Below are some entries. Work out how many of their lines hold the word "content", and write that number alone.

--- Data excerpts ---

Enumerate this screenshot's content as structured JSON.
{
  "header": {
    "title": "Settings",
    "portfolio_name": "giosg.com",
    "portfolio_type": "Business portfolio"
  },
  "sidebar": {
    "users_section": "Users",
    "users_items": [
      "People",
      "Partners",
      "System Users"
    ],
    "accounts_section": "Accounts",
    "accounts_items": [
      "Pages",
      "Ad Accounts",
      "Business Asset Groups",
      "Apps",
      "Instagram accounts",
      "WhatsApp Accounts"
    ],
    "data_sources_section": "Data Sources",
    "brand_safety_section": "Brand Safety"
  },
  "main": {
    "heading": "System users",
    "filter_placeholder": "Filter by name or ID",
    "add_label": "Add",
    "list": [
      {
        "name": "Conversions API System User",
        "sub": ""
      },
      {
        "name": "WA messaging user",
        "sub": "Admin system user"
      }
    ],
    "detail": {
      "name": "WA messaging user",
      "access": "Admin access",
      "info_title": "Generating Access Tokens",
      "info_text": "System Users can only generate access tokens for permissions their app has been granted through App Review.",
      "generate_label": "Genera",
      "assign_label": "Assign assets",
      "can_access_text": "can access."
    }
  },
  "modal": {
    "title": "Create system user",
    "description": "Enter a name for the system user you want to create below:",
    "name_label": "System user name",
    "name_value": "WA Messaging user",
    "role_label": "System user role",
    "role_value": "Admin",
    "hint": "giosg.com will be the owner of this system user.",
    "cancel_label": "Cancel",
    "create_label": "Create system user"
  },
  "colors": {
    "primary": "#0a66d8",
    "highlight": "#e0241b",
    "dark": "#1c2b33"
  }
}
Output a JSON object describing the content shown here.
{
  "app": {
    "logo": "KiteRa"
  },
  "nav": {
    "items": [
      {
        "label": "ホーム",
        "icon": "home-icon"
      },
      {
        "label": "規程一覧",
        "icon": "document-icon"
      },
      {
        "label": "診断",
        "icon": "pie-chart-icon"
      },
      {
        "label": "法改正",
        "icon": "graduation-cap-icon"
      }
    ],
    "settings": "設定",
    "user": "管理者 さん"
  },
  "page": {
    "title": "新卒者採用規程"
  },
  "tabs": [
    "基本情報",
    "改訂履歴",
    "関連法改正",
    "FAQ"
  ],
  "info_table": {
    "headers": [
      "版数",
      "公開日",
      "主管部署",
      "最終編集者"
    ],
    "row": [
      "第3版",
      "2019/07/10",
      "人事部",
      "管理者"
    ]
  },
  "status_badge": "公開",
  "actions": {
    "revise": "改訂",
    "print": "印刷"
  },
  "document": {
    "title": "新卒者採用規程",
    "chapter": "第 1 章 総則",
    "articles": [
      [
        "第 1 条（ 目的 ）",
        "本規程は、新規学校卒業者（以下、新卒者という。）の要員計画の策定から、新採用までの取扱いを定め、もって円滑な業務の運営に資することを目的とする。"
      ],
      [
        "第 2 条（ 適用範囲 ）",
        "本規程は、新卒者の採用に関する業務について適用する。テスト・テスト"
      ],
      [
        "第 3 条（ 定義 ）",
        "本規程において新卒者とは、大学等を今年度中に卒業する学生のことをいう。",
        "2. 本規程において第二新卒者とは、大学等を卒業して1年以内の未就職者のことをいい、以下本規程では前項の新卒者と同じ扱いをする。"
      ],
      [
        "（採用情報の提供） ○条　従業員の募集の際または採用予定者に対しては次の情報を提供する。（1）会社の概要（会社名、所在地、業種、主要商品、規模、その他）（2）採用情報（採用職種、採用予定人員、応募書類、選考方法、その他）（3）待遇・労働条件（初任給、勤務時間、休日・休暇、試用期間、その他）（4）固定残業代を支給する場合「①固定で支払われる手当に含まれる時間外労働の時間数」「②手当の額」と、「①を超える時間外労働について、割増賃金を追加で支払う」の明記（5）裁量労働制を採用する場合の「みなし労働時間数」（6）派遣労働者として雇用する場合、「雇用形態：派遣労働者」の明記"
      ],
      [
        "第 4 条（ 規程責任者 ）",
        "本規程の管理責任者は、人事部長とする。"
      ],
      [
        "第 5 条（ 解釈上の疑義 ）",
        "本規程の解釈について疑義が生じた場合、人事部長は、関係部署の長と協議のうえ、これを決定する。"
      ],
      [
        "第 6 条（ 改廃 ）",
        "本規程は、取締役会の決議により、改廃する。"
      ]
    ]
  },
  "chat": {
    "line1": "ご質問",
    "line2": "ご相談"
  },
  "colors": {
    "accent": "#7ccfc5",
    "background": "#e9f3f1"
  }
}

---

### In response
2